**GOAL**
Take each line containing the word "Adjusters" and copy it.
----
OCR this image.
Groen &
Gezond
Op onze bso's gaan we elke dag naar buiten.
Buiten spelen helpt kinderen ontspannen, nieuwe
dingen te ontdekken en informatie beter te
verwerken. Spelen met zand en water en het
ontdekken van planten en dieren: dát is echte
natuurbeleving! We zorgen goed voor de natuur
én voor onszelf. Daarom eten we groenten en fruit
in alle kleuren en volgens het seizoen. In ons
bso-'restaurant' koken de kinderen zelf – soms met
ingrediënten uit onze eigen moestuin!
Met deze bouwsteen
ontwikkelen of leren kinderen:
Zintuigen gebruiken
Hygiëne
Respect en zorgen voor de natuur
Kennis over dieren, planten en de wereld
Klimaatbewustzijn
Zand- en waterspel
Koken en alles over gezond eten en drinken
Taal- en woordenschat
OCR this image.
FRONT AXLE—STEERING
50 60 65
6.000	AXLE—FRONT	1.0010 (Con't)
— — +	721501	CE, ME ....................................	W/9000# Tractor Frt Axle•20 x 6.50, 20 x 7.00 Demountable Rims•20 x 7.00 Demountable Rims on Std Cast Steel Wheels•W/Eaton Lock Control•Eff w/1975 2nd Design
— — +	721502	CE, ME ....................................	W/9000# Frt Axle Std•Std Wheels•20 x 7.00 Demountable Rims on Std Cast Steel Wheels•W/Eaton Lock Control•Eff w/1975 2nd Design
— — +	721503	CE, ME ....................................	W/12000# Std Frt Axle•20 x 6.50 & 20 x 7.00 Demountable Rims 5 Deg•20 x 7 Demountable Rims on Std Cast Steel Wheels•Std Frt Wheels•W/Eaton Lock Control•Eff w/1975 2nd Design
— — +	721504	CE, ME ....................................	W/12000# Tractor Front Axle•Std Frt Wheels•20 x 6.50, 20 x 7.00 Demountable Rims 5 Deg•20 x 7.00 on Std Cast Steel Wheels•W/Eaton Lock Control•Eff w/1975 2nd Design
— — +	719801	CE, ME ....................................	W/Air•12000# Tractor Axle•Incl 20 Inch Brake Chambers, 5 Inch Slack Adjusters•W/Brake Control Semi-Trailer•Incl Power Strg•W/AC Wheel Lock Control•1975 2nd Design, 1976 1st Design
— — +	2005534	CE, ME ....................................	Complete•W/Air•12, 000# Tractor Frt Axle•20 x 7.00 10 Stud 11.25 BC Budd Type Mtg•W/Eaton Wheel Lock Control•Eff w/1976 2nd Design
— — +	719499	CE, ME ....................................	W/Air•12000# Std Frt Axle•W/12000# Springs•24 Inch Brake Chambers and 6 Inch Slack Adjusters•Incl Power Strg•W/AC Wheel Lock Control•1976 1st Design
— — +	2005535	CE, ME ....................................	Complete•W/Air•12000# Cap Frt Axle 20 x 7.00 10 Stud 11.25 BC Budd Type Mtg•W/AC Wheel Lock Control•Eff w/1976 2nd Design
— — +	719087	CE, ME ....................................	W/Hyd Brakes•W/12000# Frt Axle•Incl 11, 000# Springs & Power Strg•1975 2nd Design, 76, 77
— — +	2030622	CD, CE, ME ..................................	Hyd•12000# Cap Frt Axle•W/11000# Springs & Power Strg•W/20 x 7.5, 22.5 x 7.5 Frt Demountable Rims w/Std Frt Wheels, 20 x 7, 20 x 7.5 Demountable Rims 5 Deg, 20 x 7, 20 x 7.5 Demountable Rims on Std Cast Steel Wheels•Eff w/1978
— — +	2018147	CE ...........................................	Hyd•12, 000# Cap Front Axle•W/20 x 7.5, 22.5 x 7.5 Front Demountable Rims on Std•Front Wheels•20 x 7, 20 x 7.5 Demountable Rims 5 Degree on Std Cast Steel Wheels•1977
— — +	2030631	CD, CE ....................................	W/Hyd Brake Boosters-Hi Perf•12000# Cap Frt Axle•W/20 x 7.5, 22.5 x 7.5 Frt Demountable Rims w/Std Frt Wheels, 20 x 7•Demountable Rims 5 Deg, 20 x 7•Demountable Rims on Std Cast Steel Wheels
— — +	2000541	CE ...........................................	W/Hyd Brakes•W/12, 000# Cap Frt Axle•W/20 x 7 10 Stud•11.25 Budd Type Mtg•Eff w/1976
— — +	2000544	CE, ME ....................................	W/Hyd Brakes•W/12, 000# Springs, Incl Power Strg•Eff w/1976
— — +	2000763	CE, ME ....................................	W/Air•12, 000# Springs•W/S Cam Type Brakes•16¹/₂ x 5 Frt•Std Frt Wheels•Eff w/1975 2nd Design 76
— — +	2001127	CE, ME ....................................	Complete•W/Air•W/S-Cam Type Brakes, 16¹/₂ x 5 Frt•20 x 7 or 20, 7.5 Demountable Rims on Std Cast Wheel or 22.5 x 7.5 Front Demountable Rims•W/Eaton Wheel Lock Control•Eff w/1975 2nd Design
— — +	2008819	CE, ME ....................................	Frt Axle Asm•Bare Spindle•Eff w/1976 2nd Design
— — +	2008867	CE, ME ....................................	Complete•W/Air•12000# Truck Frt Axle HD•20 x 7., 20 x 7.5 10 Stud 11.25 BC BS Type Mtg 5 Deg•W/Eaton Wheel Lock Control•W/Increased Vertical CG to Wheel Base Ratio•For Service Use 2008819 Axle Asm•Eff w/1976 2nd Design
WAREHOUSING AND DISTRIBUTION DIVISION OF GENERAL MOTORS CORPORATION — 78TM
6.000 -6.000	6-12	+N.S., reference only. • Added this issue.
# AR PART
----
**RESULT BELOW**
— — +	719801	CE, ME ....................................	W/Air•12000# Tractor Axle•Incl 20 Inch Brake Chambers, 5 Inch Slack Adjusters•W/Brake Control Semi-Trailer•Incl Power Strg•W/AC Wheel Lock Control•1975 2nd Design, 1976 1st Design
— — +	719499	CE, ME ....................................	W/Air•12000# Std Frt Axle•W/12000# Springs•24 Inch Brake Chambers and 6 Inch Slack Adjusters•Incl Power Strg•W/AC Wheel Lock Control•1976 1st Design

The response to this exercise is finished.